### EXERCISE GOAL
Identify and reproduce every line holding the string "talteen".

Data entries:
--- start ---

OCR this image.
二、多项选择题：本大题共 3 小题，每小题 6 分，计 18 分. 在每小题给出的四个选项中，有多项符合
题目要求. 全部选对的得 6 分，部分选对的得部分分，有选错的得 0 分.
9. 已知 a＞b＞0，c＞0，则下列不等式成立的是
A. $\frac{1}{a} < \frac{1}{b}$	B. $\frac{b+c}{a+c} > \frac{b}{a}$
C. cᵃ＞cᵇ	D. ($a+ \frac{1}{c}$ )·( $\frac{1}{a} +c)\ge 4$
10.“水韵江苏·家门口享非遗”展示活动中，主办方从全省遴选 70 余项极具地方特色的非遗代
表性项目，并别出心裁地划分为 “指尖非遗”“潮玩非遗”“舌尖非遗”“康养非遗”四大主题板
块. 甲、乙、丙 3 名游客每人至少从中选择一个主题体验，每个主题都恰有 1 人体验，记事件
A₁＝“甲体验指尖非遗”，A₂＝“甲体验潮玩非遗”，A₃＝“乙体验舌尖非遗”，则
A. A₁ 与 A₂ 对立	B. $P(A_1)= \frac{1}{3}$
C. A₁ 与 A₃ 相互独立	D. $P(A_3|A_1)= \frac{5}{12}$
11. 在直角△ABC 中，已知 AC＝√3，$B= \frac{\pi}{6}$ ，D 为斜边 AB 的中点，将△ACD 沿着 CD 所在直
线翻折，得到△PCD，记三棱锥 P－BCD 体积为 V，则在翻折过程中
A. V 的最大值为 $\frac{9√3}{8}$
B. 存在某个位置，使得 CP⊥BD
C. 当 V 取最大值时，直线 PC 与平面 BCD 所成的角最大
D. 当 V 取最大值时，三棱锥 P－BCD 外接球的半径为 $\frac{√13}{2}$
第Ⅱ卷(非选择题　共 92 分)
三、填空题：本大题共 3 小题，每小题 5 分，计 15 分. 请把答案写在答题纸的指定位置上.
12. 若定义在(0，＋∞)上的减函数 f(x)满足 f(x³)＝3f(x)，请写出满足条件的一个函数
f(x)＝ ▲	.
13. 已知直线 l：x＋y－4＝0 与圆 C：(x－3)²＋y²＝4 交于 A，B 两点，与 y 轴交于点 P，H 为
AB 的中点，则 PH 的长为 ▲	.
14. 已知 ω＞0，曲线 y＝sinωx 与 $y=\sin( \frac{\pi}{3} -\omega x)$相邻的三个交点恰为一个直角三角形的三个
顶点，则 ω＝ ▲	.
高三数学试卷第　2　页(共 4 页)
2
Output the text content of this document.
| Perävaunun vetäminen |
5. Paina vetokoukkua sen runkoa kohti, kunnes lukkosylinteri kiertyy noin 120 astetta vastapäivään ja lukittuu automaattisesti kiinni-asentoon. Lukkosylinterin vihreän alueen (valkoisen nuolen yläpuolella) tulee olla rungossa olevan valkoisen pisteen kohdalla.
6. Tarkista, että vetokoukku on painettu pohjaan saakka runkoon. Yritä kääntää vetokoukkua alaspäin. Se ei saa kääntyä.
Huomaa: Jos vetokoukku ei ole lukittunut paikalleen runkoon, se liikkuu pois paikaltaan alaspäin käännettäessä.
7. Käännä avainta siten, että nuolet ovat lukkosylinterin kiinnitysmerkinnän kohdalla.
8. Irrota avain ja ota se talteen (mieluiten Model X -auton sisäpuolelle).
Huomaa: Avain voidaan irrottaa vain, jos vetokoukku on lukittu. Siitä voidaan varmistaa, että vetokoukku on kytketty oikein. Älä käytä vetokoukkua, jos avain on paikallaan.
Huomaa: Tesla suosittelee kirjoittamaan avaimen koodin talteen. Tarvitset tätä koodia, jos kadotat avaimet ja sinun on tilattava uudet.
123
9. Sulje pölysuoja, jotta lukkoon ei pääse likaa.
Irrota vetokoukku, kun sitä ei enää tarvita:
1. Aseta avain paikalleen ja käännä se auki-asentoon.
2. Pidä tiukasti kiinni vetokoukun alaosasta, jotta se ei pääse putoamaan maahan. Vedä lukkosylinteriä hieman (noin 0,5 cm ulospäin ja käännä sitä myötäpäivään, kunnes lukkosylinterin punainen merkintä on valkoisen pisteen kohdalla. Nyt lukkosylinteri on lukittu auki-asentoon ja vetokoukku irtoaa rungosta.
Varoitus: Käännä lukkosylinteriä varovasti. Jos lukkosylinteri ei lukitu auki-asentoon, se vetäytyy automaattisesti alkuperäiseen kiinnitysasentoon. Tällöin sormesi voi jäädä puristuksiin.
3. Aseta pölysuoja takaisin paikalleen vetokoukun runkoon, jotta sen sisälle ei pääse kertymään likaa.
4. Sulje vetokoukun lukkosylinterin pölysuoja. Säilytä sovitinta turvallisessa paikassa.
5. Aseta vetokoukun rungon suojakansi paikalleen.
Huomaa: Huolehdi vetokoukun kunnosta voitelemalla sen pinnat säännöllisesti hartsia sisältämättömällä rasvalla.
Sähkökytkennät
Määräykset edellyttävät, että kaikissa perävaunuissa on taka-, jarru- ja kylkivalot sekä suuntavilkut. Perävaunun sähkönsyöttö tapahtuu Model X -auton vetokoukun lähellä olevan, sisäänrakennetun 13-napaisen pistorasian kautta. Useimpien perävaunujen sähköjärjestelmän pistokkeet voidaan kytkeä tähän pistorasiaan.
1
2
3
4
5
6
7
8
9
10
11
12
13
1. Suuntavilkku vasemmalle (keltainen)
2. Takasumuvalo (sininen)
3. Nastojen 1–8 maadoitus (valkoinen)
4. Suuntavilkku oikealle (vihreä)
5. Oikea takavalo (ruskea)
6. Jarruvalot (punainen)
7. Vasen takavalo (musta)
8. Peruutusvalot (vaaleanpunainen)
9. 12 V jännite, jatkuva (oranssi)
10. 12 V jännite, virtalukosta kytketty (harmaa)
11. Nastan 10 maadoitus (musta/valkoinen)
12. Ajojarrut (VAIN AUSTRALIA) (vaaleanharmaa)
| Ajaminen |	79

--- end ---

### OUTPUT OF THE EXERCISE
8. Irrota avain ja ota se talteen (mieluiten Model X -auton sisäpuolelle).
Huomaa: Tesla suosittelee kirjoittamaan avaimen koodin talteen. Tarvitset tätä koodia, jos kadotat avaimet ja sinun on tilattava uudet.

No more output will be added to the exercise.